**Supplied data**
* START *

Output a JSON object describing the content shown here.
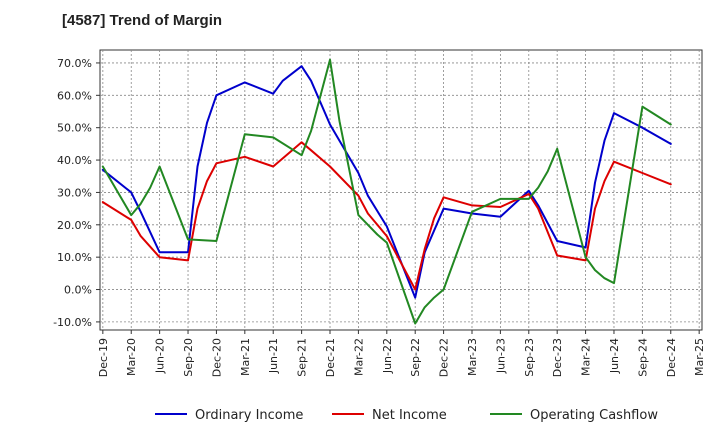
{
  "title": "[4587]  Trend of Margin",
  "chart_data": {
    "type": "line",
    "title": "[4587]  Trend of Margin",
    "xlabel": "",
    "ylabel": "",
    "x_ticks": [
      "Dec-19",
      "Mar-20",
      "Jun-20",
      "Sep-20",
      "Dec-20",
      "Mar-21",
      "Jun-21",
      "Sep-21",
      "Dec-21",
      "Mar-22",
      "Jun-22",
      "Sep-22",
      "Dec-22",
      "Mar-23",
      "Jun-23",
      "Sep-23",
      "Dec-23",
      "Mar-24",
      "Jun-24",
      "Sep-24",
      "Dec-24",
      "Mar-25"
    ],
    "y_ticks": [
      "70.0%",
      "60.0%",
      "50.0%",
      "40.0%",
      "30.0%",
      "20.0%",
      "10.0%",
      "0.0%",
      "-10.0%"
    ],
    "y_tick_values": [
      70,
      60,
      50,
      40,
      30,
      20,
      10,
      0,
      -10
    ],
    "ylim": [
      -12.5,
      74
    ],
    "grid": true,
    "legend_position": "bottom",
    "series": [
      {
        "name": "Ordinary Income",
        "color": "#0000cc",
        "x": [
          "Dec-19",
          "Mar-20",
          "Apr-20",
          "Jun-20",
          "Sep-20",
          "Oct-20",
          "Nov-20",
          "Dec-20",
          "Mar-21",
          "Jun-21",
          "Jul-21",
          "Sep-21",
          "Oct-21",
          "Dec-21",
          "Mar-22",
          "Apr-22",
          "Jun-22",
          "Sep-22",
          "Oct-22",
          "Dec-22",
          "Mar-23",
          "Jun-23",
          "Sep-23",
          "Oct-23",
          "Dec-23",
          "Mar-24",
          "Apr-24",
          "May-24",
          "Jun-24",
          "Sep-24",
          "Dec-24"
        ],
        "values": [
          37,
          30,
          24,
          11.5,
          11.5,
          38,
          51.5,
          60,
          64,
          60.5,
          64.5,
          69,
          64.5,
          51,
          36,
          29,
          19.5,
          -2.5,
          11.5,
          25,
          23.5,
          22.5,
          30.5,
          26,
          15,
          13,
          33,
          46,
          54.5,
          50,
          45
        ]
      },
      {
        "name": "Net Income",
        "color": "#dd0000",
        "x": [
          "Dec-19",
          "Mar-20",
          "Apr-20",
          "Jun-20",
          "Sep-20",
          "Oct-20",
          "Nov-20",
          "Dec-20",
          "Mar-21",
          "Jun-21",
          "Sep-21",
          "Oct-21",
          "Dec-21",
          "Mar-22",
          "Apr-22",
          "Jun-22",
          "Sep-22",
          "Oct-22",
          "Nov-22",
          "Dec-22",
          "Mar-23",
          "Jun-23",
          "Sep-23",
          "Oct-23",
          "Dec-23",
          "Mar-24",
          "Apr-24",
          "May-24",
          "Jun-24",
          "Sep-24",
          "Dec-24"
        ],
        "values": [
          27,
          21.5,
          16.5,
          10,
          9,
          25,
          33.5,
          39,
          41,
          38,
          45.5,
          43,
          38,
          29,
          23.5,
          16.5,
          0,
          12.5,
          22,
          28.5,
          26,
          25.5,
          29.5,
          25,
          10.5,
          9,
          25,
          33.5,
          39.5,
          36,
          32.5
        ]
      },
      {
        "name": "Operating Cashflow",
        "color": "#228822",
        "x": [
          "Dec-19",
          "Mar-20",
          "Apr-20",
          "May-20",
          "Jun-20",
          "Sep-20",
          "Dec-20",
          "Mar-21",
          "Jun-21",
          "Sep-21",
          "Oct-21",
          "Dec-21",
          "Jan-22",
          "Mar-22",
          "Apr-22",
          "May-22",
          "Jun-22",
          "Sep-22",
          "Oct-22",
          "Nov-22",
          "Dec-22",
          "Mar-23",
          "Jun-23",
          "Sep-23",
          "Oct-23",
          "Nov-23",
          "Dec-23",
          "Mar-24",
          "Apr-24",
          "May-24",
          "Jun-24",
          "Sep-24",
          "Dec-24"
        ],
        "values": [
          38,
          23,
          26.5,
          31.5,
          38,
          15.5,
          15,
          48,
          47,
          41.5,
          49,
          71,
          52,
          23,
          20,
          17,
          14.5,
          -10.5,
          -5.5,
          -2.5,
          0,
          24,
          28,
          28,
          31.5,
          36.5,
          43.5,
          10,
          6,
          3.5,
          2,
          56.5,
          51
        ]
      }
    ]
  }
}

* END *

**Written instruction**
Print the whole listing above once more, word for word, without its pictures.

**Output for this exercise**
Output a JSON object describing the content shown here.
{
  "title": "[4587]  Trend of Margin",
  "chart_data": {
    "type": "line",
    "title": "[4587]  Trend of Margin",
    "xlabel": "",
    "ylabel": "",
    "x_ticks": [
      "Dec-19",
      "Mar-20",
      "Jun-20",
      "Sep-20",
      "Dec-20",
      "Mar-21",
      "Jun-21",
      "Sep-21",
      "Dec-21",
      "Mar-22",
      "Jun-22",
      "Sep-22",
      "Dec-22",
      "Mar-23",
      "Jun-23",
      "Sep-23",
      "Dec-23",
      "Mar-24",
      "Jun-24",
      "Sep-24",
      "Dec-24",
      "Mar-25"
    ],
    "y_ticks": [
      "70.0%",
      "60.0%",
      "50.0%",
      "40.0%",
      "30.0%",
      "20.0%",
      "10.0%",
      "0.0%",
      "-10.0%"
    ],
    "y_tick_values": [
      70,
      60,
      50,
      40,
      30,
      20,
      10,
      0,
      -10
    ],
    "ylim": [
      -12.5,
      74
    ],
    "grid": true,
    "legend_position": "bottom",
    "series": [
      {
        "name": "Ordinary Income",
        "color": "#0000cc",
        "x": [
          "Dec-19",
          "Mar-20",
          "Apr-20",
          "Jun-20",
          "Sep-20",
          "Oct-20",
          "Nov-20",
          "Dec-20",
          "Mar-21",
          "Jun-21",
          "Jul-21",
          "Sep-21",
          "Oct-21",
          "Dec-21",
          "Mar-22",
          "Apr-22",
          "Jun-22",
          "Sep-22",
          "Oct-22",
          "Dec-22",
          "Mar-23",
          "Jun-23",
          "Sep-23",
          "Oct-23",
          "Dec-23",
          "Mar-24",
          "Apr-24",
          "May-24",
          "Jun-24",
          "Sep-24",
          "Dec-24"
        ],
        "values": [
          37,
          30,
          24,
          11.5,
          11.5,
          38,
          51.5,
          60,
          64,
          60.5,
          64.5,
          69,
          64.5,
          51,
          36,
          29,
          19.5,
          -2.5,
          11.5,
          25,
          23.5,
          22.5,
          30.5,
          26,
          15,
          13,
          33,
          46,
          54.5,
          50,
          45
        ]
      },
      {
        "name": "Net Income",
        "color": "#dd0000",
        "x": [
          "Dec-19",
          "Mar-20",
          "Apr-20",
          "Jun-20",
          "Sep-20",
          "Oct-20",
          "Nov-20",
          "Dec-20",
          "Mar-21",
          "Jun-21",
          "Sep-21",
          "Oct-21",
          "Dec-21",
          "Mar-22",
          "Apr-22",
          "Jun-22",
          "Sep-22",
          "Oct-22",
          "Nov-22",
          "Dec-22",
          "Mar-23",
          "Jun-23",
          "Sep-23",
          "Oct-23",
          "Dec-23",
          "Mar-24",
          "Apr-24",
          "May-24",
          "Jun-24",
          "Sep-24",
          "Dec-24"
        ],
        "values": [
          27,
          21.5,
          16.5,
          10,
          9,
          25,
          33.5,
          39,
          41,
          38,
          45.5,
          43,
          38,
          29,
          23.5,
          16.5,
          0,
          12.5,
          22,
          28.5,
          26,
          25.5,
          29.5,
          25,
          10.5,
          9,
          25,
          33.5,
          39.5,
          36,
          32.5
        ]
      },
      {
        "name": "Operating Cashflow",
        "color": "#228822",
        "x": [
          "Dec-19",
          "Mar-20",
          "Apr-20",
          "May-20",
          "Jun-20",
          "Sep-20",
          "Dec-20",
          "Mar-21",
          "Jun-21",
          "Sep-21",
          "Oct-21",
          "Dec-21",
          "Jan-22",
          "Mar-22",
          "Apr-22",
          "May-22",
          "Jun-22",
          "Sep-22",
          "Oct-22",
          "Nov-22",
          "Dec-22",
          "Mar-23",
          "Jun-23",
          "Sep-23",
          "Oct-23",
          "Nov-23",
          "Dec-23",
          "Mar-24",
          "Apr-24",
          "May-24",
          "Jun-24",
          "Sep-24",
          "Dec-24"
        ],
        "values": [
          38,
          23,
          26.5,
          31.5,
          38,
          15.5,
          15,
          48,
          47,
          41.5,
          49,
          71,
          52,
          23,
          20,
          17,
          14.5,
          -10.5,
          -5.5,
          -2.5,
          0,
          24,
          28,
          28,
          31.5,
          36.5,
          43.5,
          10,
          6,
          3.5,
          2,
          56.5,
          51
        ]
      }
    ]
  }
}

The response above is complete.